The request:
Transcribe the listing exactly, leaving out every picture.

Data shown:
/---

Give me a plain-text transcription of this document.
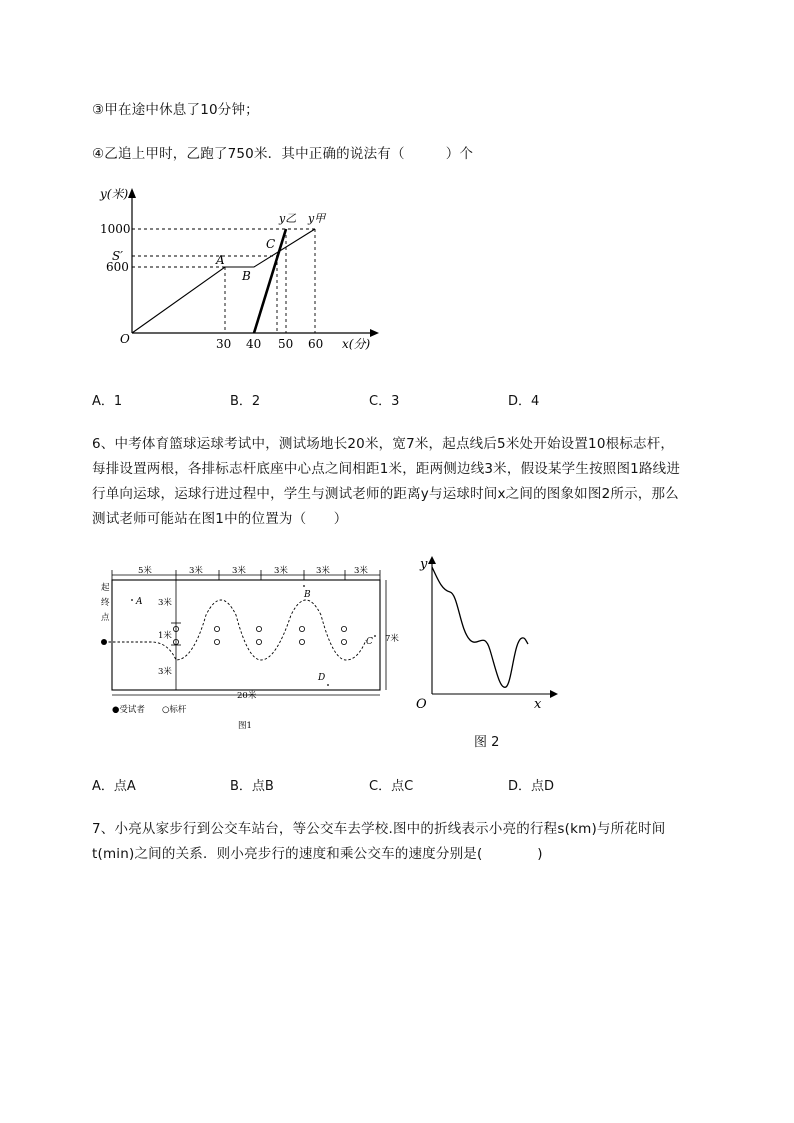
③甲在途中休息了10分钟；
④乙追上甲时，乙跑了750米．其中正确的说法有（　　　）个
y(米)
x(分)
O
1000
S′
600
30 40 50 60
A
B
C
y乙 y甲
A．1	B．2	C．3	D．4
6、中考体育篮球运球考试中，测试场地长20米，宽7米，起点线后5米处开始设置10根标志杆，
每排设置两根，各排标志杆底座中心点之间相距1米，距两侧边线3米，假设某学生按照图1路线进
行单向运球，运球行进过程中，学生与测试老师的距离y与运球时间x之间的图象如图2所示，那么
测试老师可能站在图1中的位置为（　　）
5米	3米	3米	3米	3米	3米
3米
1米
3米
20米
7米
起
终
点
A
B
C
D
●受试者 ○标杆
图1
y
x
O
图 2
A．点A	B．点B	C．点C	D．点D
7、小亮从家步行到公交车站台，等公交车去学校.图中的折线表示小亮的行程s(km)与所花时间
t(min)之间的关系．则小亮步行的速度和乘公交车的速度分别是(　　　　)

\---

Answer to this task:
Give me a plain-text transcription of this document.
③甲在途中休息了10分钟；
④乙追上甲时，乙跑了750米．其中正确的说法有（　　　）个
y(米)
x(分)
O
1000
S′
600
30 40 50 60
A
B
C
y乙 y甲
A．1	B．2	C．3	D．4
6、中考体育篮球运球考试中，测试场地长20米，宽7米，起点线后5米处开始设置10根标志杆，
每排设置两根，各排标志杆底座中心点之间相距1米，距两侧边线3米，假设某学生按照图1路线进
行单向运球，运球行进过程中，学生与测试老师的距离y与运球时间x之间的图象如图2所示，那么
测试老师可能站在图1中的位置为（　　）
5米	3米	3米	3米	3米	3米
3米
1米
3米
20米
7米
起
终
点
A
B
C
D
●受试者 ○标杆
图1
y
x
O
图 2
A．点A	B．点B	C．点C	D．点D
7、小亮从家步行到公交车站台，等公交车去学校.图中的折线表示小亮的行程s(km)与所花时间
t(min)之间的关系．则小亮步行的速度和乘公交车的速度分别是(　　　　)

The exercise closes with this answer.